** Begin **

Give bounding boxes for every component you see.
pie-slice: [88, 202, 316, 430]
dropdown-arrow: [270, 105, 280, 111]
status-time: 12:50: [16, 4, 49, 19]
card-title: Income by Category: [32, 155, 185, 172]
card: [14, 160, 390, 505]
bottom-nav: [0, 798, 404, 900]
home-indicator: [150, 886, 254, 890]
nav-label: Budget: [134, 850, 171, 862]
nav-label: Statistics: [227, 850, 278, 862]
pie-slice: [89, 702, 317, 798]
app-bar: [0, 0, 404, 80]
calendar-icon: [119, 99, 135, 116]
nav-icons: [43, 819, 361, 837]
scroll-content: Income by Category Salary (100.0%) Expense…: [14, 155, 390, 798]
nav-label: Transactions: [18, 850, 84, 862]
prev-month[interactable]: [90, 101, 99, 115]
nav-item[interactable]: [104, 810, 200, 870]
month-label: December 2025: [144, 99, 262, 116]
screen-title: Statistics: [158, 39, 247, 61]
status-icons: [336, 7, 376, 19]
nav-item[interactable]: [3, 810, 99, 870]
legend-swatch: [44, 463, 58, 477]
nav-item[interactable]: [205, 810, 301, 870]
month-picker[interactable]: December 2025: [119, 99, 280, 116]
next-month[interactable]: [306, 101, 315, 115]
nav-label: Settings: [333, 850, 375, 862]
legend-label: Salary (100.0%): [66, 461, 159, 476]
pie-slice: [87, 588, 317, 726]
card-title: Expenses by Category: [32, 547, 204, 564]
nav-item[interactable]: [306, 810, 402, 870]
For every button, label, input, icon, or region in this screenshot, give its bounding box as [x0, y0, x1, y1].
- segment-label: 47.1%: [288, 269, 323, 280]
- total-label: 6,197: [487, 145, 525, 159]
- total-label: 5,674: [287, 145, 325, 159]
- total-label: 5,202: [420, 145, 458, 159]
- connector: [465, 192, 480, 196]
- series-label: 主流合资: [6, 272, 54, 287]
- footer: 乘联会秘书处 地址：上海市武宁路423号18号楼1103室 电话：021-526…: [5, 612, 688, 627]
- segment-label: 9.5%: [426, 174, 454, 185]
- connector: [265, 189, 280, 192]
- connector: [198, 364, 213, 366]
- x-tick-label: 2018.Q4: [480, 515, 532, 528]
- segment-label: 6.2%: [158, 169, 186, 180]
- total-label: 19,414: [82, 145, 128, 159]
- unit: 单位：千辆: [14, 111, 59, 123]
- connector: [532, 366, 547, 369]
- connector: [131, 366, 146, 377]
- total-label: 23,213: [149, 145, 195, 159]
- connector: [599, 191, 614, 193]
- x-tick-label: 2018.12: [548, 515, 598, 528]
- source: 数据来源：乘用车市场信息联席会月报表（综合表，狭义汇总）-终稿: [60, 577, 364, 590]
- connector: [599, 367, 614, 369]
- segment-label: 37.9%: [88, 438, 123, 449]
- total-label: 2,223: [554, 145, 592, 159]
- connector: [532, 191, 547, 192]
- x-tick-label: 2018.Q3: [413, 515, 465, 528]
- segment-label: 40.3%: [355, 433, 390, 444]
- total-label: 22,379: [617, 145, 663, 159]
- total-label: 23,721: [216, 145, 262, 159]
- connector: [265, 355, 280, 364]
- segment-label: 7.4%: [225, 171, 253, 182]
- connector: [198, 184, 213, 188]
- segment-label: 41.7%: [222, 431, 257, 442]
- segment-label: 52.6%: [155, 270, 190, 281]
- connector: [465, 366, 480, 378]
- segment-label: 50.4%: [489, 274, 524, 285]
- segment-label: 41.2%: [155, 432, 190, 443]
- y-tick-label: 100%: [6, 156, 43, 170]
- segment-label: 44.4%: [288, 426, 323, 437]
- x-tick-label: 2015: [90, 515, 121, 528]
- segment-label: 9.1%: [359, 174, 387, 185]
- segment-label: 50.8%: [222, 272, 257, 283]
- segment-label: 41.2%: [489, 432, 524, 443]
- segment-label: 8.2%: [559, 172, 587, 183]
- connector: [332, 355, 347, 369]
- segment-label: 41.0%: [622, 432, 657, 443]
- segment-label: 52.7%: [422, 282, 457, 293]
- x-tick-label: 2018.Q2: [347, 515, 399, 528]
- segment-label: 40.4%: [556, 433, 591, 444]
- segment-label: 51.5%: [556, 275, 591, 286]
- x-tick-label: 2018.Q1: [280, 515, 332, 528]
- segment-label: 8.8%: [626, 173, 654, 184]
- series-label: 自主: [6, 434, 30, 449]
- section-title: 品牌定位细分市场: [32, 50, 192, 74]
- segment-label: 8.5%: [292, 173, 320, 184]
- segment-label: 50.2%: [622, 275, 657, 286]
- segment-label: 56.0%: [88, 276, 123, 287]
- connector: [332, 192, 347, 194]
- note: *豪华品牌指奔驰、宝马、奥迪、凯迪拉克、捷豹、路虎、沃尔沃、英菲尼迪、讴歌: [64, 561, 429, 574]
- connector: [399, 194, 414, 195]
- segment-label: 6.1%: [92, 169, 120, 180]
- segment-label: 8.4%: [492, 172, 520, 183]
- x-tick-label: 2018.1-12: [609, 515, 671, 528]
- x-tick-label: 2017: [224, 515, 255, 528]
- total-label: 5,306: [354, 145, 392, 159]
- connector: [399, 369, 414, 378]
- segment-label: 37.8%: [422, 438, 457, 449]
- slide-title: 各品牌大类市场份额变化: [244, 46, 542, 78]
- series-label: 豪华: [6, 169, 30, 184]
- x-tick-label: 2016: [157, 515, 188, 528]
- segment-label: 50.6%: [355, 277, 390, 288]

** End **

• What to produce:
Convert the material above, from its first line through the line containing "home-indicator: [150, 886, 254, 890]", both included, into a numbered list, leaving out any blank lines.

• Written response:
1. Give bounding boxes for every component you see.
2. pie-slice: [88, 202, 316, 430]
3. dropdown-arrow: [270, 105, 280, 111]
4. status-time: 12:50: [16, 4, 49, 19]
5. card-title: Income by Category: [32, 155, 185, 172]
6. card: [14, 160, 390, 505]
7. bottom-nav: [0, 798, 404, 900]
8. home-indicator: [150, 886, 254, 890]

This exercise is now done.